Exercise directions:
Collect the lines of the entries where "series" shows up.

* BEGIN *

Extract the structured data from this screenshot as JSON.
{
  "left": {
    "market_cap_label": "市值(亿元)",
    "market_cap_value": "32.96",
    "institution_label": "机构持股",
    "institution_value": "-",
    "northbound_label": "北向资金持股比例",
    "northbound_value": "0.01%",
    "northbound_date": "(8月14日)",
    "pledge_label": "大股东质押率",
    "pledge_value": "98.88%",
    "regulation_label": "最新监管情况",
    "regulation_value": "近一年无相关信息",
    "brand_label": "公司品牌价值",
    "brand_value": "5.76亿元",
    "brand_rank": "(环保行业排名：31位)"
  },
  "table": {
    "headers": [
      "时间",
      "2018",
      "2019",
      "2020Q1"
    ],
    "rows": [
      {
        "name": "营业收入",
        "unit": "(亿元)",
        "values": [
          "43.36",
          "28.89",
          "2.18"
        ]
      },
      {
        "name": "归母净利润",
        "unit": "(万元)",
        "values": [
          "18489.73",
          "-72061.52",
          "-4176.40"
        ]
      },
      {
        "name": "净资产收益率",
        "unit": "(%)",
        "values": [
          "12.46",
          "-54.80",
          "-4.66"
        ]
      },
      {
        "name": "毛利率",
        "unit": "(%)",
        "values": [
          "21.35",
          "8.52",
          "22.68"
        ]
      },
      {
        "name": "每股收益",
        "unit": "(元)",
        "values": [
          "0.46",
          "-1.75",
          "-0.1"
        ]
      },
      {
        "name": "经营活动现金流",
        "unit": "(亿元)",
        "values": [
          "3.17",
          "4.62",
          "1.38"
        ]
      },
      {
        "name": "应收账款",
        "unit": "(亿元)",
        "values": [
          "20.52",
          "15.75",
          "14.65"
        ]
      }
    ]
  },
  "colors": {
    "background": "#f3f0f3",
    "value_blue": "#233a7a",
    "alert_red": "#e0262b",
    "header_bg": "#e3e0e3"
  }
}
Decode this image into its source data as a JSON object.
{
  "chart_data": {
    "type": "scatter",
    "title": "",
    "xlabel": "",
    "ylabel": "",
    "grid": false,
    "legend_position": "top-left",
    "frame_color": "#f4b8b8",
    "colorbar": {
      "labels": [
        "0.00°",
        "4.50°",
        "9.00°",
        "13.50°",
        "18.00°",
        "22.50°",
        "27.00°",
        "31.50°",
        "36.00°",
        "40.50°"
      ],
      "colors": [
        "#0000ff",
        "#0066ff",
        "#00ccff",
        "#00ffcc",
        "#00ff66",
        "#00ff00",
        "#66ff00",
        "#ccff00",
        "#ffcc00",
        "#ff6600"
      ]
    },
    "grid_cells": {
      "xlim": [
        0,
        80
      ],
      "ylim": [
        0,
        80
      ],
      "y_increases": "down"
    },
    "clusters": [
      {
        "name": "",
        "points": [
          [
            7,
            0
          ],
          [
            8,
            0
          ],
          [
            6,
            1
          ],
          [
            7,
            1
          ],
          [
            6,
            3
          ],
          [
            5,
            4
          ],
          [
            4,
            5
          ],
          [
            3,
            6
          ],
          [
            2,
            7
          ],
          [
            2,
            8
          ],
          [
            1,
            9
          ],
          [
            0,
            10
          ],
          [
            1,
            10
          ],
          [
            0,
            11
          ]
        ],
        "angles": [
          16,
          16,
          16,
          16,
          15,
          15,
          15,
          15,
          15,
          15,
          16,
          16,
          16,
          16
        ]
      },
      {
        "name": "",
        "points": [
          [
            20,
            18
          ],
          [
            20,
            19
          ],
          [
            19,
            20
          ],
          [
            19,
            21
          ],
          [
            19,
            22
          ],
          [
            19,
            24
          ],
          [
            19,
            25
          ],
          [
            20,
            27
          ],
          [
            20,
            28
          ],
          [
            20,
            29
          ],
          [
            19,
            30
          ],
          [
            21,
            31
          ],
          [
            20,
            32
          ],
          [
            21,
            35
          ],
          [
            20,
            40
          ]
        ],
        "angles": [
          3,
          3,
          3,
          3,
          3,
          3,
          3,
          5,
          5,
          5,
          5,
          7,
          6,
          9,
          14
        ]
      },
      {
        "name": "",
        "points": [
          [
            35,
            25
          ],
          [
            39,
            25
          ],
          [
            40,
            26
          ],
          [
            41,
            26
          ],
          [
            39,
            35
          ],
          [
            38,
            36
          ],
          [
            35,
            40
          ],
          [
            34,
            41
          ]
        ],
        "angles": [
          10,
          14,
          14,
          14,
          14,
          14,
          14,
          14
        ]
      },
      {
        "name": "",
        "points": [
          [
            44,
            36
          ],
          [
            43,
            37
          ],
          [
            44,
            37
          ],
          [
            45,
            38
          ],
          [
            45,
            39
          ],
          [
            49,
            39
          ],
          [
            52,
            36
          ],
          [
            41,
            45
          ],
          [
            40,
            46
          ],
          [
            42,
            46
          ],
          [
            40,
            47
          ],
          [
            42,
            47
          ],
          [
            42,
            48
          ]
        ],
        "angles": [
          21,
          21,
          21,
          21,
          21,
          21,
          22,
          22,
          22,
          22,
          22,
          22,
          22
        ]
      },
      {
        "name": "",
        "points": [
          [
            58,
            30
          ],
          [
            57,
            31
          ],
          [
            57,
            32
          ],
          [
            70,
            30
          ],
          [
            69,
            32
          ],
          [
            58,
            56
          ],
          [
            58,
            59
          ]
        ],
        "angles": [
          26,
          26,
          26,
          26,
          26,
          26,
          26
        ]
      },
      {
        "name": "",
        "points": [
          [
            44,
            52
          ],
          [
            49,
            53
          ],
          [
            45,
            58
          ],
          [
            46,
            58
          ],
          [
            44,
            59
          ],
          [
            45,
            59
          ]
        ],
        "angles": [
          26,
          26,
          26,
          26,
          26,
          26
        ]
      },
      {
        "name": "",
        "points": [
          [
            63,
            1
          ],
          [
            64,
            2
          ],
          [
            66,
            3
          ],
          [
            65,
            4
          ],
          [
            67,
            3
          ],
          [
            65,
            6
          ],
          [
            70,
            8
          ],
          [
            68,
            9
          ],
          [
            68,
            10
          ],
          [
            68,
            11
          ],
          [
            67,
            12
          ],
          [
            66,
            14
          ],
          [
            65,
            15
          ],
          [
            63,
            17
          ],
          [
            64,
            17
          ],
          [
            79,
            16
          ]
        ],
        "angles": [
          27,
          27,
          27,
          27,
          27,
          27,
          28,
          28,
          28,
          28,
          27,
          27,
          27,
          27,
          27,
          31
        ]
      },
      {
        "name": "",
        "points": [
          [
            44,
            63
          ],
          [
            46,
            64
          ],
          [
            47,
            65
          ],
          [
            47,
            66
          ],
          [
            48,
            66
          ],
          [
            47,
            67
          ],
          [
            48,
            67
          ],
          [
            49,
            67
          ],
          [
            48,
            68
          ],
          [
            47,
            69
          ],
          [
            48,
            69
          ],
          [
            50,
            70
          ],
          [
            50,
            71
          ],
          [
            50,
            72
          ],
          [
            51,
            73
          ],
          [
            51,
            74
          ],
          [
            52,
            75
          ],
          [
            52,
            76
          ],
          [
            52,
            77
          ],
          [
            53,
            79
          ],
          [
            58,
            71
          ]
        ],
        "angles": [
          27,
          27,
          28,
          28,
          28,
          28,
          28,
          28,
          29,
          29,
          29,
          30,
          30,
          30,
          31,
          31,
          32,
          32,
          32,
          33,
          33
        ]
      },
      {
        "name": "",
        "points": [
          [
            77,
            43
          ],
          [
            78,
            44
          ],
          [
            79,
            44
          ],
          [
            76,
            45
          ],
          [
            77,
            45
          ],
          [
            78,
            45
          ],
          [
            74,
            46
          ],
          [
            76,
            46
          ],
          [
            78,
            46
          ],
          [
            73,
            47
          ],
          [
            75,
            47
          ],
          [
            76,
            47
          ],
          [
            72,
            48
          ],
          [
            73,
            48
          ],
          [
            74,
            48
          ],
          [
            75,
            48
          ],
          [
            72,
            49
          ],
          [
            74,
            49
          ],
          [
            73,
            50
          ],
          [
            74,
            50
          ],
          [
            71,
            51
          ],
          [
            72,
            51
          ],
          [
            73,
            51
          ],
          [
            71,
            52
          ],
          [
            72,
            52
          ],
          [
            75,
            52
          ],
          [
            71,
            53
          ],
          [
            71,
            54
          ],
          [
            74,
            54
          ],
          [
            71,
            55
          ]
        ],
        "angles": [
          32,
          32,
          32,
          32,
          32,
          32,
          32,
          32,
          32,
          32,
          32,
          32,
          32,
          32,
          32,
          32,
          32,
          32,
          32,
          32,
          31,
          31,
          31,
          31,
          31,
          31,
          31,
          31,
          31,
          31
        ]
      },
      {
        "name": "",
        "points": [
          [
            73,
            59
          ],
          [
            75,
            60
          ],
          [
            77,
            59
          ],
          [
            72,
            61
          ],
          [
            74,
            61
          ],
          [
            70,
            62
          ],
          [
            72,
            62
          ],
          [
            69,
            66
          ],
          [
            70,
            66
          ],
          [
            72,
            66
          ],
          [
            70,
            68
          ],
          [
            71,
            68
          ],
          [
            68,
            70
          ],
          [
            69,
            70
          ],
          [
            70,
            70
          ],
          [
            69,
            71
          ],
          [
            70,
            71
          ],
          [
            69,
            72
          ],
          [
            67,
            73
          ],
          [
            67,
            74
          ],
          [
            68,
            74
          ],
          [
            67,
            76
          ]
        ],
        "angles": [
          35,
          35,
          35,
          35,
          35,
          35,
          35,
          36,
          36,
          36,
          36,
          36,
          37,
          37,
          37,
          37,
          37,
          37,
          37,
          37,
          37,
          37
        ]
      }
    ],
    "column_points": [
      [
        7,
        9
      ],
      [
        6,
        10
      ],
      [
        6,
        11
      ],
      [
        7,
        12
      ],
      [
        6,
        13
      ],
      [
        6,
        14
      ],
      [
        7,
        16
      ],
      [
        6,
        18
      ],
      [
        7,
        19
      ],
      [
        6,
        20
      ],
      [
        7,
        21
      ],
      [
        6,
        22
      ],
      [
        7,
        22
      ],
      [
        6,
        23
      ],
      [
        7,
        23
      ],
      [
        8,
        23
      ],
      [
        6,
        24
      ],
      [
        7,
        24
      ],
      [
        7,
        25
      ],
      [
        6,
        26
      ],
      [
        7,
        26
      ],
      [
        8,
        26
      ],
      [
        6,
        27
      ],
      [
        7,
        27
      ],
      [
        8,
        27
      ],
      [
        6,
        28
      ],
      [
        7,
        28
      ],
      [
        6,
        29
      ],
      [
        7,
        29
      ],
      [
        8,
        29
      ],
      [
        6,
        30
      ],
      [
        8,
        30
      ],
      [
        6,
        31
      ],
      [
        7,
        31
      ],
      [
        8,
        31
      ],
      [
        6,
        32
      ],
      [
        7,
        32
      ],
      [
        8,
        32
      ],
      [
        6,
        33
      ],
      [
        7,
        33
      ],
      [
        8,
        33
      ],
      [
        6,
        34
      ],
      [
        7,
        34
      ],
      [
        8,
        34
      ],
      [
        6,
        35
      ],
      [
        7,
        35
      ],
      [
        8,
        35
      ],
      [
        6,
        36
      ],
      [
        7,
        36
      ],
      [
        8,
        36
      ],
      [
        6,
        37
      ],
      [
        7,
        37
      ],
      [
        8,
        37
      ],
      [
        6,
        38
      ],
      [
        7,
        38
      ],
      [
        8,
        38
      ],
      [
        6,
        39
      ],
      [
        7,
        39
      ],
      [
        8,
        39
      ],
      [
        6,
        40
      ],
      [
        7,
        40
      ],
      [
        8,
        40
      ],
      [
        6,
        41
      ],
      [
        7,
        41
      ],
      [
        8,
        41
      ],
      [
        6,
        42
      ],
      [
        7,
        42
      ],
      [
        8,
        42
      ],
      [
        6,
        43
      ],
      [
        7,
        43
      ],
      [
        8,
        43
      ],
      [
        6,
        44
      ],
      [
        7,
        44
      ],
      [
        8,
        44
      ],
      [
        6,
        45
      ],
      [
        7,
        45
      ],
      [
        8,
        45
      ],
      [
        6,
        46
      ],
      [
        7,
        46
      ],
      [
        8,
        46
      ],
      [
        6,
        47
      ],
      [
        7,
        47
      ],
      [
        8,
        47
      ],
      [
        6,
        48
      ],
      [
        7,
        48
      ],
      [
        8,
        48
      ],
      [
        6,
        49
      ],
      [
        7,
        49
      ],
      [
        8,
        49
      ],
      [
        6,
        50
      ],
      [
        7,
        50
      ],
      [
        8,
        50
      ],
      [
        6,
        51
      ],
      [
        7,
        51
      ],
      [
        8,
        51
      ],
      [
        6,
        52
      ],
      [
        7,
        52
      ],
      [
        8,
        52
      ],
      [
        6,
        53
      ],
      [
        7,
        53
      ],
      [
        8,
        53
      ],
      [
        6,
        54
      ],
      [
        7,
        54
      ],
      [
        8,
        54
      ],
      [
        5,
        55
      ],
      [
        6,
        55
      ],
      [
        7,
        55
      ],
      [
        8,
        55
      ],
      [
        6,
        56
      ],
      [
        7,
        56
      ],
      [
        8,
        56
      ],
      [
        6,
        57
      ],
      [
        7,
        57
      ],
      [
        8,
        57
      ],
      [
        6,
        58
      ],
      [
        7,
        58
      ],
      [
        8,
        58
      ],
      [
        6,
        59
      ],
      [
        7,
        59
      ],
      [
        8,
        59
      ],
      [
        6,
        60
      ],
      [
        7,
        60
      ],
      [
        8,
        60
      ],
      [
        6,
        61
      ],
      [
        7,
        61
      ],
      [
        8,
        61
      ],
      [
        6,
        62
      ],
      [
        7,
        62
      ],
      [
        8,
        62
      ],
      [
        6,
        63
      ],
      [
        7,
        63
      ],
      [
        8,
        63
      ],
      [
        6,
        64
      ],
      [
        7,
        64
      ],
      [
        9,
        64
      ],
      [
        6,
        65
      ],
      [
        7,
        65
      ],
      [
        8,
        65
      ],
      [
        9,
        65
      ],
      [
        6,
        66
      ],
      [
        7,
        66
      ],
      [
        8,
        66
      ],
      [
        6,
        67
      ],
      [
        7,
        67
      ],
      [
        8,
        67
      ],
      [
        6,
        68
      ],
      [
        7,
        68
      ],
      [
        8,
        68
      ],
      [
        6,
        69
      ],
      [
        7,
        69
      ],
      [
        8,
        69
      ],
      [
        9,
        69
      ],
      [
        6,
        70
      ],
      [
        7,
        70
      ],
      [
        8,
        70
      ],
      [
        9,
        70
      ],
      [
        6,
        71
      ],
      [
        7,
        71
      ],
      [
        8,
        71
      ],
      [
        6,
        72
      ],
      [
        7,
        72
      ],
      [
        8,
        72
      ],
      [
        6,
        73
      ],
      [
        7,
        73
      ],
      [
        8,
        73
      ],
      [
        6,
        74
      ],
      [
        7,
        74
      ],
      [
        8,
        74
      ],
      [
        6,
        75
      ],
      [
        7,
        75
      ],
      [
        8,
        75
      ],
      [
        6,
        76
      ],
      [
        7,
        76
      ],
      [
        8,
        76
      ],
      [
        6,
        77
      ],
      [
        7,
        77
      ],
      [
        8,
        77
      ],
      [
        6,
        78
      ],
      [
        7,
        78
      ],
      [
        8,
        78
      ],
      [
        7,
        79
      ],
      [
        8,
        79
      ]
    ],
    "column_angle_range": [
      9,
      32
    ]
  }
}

* END *
* BEGIN *

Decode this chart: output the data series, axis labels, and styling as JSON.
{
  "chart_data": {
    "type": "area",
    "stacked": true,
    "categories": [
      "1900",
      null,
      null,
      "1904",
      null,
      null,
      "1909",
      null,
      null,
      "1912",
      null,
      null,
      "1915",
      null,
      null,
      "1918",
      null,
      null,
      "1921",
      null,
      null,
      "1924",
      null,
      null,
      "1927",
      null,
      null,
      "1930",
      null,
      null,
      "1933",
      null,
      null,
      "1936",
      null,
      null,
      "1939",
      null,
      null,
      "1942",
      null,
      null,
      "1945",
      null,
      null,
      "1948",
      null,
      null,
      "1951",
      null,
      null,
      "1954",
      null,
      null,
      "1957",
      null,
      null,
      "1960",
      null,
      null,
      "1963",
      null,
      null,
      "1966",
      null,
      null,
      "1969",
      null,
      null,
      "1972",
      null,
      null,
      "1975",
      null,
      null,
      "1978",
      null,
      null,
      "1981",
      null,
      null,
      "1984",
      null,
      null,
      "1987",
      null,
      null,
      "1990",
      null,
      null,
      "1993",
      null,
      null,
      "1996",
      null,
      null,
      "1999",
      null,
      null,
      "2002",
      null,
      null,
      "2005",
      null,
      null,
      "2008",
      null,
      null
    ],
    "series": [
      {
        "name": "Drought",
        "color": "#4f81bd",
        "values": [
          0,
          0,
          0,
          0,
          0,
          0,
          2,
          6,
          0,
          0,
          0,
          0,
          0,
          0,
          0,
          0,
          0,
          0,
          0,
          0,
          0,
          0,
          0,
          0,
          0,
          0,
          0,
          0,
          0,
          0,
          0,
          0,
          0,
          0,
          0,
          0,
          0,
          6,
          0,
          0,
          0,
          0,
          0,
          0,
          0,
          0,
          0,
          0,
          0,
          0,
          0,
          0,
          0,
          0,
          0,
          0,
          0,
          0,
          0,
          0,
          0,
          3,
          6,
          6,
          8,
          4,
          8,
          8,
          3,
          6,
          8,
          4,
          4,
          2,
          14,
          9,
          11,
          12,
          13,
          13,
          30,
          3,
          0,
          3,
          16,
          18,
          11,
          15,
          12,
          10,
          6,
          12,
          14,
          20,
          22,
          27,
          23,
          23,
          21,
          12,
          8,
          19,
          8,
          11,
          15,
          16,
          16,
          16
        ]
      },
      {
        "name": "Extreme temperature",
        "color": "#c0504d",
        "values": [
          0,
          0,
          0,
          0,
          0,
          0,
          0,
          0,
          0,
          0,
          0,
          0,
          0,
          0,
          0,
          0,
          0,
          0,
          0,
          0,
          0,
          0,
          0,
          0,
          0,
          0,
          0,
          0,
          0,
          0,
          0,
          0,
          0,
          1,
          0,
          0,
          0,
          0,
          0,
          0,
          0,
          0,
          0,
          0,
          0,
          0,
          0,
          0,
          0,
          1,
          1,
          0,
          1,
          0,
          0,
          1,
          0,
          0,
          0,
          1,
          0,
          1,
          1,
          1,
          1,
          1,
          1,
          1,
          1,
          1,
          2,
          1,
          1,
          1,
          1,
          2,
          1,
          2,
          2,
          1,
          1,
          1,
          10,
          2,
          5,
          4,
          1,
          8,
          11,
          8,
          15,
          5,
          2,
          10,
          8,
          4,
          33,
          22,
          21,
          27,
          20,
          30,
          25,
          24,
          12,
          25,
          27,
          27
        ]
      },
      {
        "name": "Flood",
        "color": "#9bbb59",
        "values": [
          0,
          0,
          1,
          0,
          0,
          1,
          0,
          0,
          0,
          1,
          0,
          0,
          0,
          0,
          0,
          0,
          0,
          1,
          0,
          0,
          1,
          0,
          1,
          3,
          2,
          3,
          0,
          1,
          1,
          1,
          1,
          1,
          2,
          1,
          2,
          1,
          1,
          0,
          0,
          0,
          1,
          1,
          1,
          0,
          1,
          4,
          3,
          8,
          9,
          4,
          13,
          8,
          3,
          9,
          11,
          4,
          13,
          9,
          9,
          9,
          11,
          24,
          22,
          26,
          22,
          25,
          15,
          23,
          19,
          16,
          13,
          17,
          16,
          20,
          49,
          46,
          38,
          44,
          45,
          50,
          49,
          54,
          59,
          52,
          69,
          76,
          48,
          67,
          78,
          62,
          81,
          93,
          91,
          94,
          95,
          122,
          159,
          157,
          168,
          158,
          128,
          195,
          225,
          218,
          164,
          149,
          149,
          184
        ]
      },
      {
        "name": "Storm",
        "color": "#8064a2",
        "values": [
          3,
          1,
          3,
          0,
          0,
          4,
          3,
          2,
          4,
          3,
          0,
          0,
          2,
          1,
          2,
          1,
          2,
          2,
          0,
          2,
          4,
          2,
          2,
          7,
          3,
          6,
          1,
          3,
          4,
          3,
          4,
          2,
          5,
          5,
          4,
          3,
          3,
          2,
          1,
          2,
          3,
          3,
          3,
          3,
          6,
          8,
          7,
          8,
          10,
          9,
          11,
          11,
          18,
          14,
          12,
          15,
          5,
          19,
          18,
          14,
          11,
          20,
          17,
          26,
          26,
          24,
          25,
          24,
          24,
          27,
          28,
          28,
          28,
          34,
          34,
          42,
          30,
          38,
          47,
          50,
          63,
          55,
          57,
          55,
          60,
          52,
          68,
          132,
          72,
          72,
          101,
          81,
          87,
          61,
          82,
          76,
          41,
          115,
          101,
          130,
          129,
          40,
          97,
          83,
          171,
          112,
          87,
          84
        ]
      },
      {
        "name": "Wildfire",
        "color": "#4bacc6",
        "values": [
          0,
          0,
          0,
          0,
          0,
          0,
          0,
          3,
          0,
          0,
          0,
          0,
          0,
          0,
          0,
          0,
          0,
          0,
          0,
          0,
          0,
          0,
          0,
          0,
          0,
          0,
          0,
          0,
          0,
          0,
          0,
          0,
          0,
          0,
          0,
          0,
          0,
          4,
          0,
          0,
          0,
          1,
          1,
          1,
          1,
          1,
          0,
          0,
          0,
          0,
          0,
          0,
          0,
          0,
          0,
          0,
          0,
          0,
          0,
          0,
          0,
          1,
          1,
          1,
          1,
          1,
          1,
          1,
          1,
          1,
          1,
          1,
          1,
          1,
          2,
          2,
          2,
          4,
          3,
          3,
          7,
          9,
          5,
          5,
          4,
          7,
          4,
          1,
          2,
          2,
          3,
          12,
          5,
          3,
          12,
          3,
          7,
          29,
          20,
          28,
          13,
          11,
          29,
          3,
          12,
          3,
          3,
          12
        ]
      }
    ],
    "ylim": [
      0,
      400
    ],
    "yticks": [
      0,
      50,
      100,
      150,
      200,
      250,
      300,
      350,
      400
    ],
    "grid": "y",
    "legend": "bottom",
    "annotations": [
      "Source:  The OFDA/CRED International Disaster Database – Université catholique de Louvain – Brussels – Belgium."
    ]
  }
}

* END *

Full response:
Decode this chart: output the data series, axis labels, and styling as JSON.
    "series": [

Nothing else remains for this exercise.